> GOAL OF THE EXERCISE
Find each line with the word "this" and copy it.

-- begin DATA TO USE --

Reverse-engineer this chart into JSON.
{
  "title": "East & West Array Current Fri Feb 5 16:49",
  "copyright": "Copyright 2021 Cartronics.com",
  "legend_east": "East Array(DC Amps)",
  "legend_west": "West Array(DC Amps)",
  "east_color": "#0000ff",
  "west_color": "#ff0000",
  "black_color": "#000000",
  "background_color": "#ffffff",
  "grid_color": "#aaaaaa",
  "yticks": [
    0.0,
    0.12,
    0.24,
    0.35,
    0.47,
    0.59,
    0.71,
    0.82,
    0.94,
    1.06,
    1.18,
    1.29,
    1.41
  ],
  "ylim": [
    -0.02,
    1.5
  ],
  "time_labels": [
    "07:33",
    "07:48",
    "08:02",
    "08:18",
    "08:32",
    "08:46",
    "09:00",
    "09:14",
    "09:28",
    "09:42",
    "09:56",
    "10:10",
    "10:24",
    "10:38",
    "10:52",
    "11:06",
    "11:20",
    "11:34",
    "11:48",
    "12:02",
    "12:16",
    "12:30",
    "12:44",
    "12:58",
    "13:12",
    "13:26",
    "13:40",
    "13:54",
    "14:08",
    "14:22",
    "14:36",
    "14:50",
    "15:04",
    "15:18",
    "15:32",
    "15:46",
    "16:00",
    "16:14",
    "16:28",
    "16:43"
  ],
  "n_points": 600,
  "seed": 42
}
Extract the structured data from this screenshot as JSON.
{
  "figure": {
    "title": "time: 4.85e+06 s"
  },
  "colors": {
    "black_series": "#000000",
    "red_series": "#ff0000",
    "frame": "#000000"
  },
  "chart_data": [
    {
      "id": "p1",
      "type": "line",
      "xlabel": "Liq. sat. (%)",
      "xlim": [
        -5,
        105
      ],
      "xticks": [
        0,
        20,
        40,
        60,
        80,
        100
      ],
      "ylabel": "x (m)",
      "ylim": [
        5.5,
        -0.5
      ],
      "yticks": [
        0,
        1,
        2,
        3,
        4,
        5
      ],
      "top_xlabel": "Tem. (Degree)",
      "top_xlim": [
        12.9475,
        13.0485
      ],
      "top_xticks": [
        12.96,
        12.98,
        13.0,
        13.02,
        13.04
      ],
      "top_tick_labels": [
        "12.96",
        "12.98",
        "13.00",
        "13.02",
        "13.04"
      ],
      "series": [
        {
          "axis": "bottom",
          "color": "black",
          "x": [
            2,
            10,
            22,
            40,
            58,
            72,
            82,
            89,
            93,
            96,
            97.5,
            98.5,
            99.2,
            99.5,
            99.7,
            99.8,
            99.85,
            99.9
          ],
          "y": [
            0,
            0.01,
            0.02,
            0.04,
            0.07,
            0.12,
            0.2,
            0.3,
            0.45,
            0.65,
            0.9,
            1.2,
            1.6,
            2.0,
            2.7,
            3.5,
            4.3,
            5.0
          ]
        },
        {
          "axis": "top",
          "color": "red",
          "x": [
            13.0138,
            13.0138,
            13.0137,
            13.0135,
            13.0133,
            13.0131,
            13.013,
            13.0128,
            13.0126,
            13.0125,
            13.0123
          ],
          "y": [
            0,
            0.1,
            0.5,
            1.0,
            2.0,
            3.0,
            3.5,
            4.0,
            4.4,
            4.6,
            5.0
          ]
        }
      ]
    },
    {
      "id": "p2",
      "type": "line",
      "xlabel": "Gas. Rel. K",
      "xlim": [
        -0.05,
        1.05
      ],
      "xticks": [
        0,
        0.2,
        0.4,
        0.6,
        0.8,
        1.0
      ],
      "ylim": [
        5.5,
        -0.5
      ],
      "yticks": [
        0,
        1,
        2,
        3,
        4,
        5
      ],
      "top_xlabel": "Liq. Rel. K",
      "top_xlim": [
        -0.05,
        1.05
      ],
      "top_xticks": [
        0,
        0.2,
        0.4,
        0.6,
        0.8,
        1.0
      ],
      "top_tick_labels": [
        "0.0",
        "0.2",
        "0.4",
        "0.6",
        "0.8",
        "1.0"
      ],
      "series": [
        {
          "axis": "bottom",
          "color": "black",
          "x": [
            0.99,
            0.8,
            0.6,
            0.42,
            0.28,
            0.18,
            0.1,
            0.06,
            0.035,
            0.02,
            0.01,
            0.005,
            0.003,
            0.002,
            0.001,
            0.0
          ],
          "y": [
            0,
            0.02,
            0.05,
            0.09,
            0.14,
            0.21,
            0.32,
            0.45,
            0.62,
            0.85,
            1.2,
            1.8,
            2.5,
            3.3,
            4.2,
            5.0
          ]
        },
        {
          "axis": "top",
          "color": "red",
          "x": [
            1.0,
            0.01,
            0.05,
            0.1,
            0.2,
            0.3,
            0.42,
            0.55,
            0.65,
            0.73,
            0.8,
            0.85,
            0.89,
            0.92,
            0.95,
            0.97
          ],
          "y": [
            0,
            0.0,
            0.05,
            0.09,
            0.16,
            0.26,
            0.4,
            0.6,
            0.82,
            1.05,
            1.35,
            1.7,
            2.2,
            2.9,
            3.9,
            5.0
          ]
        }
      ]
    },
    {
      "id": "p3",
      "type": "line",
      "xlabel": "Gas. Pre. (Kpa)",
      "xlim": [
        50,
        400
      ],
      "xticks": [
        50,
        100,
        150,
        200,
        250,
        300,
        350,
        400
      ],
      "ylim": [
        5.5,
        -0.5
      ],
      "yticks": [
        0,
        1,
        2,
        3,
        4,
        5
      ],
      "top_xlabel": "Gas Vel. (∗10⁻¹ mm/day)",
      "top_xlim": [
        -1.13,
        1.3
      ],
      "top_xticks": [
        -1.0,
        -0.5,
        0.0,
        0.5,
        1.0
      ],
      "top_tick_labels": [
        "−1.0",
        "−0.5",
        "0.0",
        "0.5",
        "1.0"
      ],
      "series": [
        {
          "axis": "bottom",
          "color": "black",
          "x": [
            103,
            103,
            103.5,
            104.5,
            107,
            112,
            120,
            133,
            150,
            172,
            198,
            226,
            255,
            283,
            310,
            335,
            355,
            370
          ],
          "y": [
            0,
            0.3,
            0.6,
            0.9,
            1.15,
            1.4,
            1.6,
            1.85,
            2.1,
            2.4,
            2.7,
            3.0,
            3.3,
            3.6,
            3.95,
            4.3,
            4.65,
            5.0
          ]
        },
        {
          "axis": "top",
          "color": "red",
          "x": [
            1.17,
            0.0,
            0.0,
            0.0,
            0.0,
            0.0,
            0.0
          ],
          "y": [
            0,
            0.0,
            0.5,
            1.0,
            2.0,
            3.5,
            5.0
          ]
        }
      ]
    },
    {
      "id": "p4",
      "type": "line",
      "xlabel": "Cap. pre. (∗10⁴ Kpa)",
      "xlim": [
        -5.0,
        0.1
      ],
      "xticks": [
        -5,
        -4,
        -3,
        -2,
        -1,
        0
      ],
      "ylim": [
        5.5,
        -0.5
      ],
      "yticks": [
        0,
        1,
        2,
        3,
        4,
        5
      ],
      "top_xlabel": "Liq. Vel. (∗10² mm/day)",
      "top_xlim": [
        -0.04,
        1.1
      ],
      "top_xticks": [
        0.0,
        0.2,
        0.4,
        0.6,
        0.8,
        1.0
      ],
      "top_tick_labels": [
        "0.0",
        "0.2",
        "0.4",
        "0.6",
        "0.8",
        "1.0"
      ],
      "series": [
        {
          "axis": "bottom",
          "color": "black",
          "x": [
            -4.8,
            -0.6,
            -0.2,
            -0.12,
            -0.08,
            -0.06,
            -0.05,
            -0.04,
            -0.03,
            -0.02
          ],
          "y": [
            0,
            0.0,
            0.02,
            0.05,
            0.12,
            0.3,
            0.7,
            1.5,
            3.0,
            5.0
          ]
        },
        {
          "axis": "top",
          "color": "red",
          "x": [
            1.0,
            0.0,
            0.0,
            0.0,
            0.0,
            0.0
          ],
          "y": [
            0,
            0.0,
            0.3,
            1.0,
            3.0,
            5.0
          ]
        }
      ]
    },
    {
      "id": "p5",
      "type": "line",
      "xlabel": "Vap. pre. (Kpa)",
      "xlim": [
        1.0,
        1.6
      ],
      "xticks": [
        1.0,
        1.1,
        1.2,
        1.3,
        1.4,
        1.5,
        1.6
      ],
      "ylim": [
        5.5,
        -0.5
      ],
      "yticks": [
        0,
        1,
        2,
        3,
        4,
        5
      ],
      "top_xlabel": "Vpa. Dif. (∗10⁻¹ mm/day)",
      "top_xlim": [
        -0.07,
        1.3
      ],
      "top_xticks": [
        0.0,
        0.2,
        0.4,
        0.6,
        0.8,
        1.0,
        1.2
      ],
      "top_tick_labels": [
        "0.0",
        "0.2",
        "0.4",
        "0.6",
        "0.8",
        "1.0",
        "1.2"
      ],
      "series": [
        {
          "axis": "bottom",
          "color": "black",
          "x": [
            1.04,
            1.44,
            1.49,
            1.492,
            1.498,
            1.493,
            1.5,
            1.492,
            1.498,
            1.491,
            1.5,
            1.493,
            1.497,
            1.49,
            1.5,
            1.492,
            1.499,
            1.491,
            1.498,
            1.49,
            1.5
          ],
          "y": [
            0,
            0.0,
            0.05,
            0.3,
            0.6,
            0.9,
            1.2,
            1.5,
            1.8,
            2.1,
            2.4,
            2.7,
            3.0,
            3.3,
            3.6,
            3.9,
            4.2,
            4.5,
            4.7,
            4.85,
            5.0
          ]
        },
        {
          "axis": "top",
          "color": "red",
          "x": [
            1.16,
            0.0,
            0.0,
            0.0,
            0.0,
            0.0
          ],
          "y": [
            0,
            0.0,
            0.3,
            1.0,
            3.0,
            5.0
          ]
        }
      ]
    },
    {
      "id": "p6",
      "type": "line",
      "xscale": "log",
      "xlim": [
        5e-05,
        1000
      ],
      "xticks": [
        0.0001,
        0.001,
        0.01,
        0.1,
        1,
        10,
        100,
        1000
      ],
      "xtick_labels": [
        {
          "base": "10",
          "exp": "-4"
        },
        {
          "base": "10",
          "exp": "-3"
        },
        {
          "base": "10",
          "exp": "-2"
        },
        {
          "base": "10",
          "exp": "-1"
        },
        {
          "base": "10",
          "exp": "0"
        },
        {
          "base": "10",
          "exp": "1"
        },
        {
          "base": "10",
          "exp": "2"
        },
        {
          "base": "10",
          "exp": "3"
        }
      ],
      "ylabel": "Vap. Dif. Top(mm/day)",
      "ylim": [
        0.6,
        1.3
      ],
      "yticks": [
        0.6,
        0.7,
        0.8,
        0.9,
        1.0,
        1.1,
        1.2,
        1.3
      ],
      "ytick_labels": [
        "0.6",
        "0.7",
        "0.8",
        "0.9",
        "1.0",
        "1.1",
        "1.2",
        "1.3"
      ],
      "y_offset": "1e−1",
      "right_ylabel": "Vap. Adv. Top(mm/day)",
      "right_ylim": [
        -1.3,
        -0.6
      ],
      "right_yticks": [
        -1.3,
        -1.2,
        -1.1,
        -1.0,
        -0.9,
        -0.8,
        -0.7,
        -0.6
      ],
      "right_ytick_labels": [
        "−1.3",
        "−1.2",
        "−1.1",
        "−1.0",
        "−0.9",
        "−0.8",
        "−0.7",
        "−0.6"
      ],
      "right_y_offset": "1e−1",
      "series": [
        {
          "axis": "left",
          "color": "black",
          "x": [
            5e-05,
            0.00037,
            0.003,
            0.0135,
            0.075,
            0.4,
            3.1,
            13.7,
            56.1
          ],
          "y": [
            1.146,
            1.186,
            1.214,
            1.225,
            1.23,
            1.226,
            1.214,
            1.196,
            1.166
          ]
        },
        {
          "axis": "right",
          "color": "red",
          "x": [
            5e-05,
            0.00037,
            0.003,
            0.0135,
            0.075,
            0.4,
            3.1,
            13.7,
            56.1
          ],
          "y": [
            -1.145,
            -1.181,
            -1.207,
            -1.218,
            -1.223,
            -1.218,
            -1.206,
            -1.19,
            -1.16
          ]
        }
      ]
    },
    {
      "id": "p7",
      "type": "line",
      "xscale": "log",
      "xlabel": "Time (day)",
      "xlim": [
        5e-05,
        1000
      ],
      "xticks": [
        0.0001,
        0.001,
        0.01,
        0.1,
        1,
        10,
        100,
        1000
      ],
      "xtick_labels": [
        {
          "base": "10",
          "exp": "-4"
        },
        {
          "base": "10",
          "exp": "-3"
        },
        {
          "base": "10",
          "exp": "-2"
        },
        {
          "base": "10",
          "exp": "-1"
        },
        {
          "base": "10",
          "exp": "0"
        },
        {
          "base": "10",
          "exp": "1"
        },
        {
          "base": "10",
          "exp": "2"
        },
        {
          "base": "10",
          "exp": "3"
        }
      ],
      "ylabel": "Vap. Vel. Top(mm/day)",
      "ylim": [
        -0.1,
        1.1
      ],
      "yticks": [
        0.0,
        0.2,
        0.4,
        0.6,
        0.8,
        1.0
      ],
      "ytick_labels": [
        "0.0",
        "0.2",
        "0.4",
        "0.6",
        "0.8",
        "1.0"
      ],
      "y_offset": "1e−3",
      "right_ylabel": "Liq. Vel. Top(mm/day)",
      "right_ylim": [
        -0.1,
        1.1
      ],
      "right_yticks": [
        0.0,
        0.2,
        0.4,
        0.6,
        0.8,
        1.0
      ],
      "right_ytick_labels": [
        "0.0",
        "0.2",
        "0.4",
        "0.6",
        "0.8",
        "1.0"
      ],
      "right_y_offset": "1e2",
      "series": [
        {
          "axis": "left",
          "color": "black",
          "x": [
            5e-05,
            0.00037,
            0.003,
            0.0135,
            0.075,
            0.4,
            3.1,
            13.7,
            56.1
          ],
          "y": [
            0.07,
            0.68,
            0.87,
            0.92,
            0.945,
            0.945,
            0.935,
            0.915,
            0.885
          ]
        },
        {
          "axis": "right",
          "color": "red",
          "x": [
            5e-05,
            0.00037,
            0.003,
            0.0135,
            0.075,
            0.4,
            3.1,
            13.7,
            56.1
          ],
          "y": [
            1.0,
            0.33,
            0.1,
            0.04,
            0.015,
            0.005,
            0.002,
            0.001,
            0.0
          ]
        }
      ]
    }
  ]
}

-- end DATA TO USE --

> THE OUTPUT
Reverse-engineer this chart into JSON.
Extract the structured data from this screenshot as JSON.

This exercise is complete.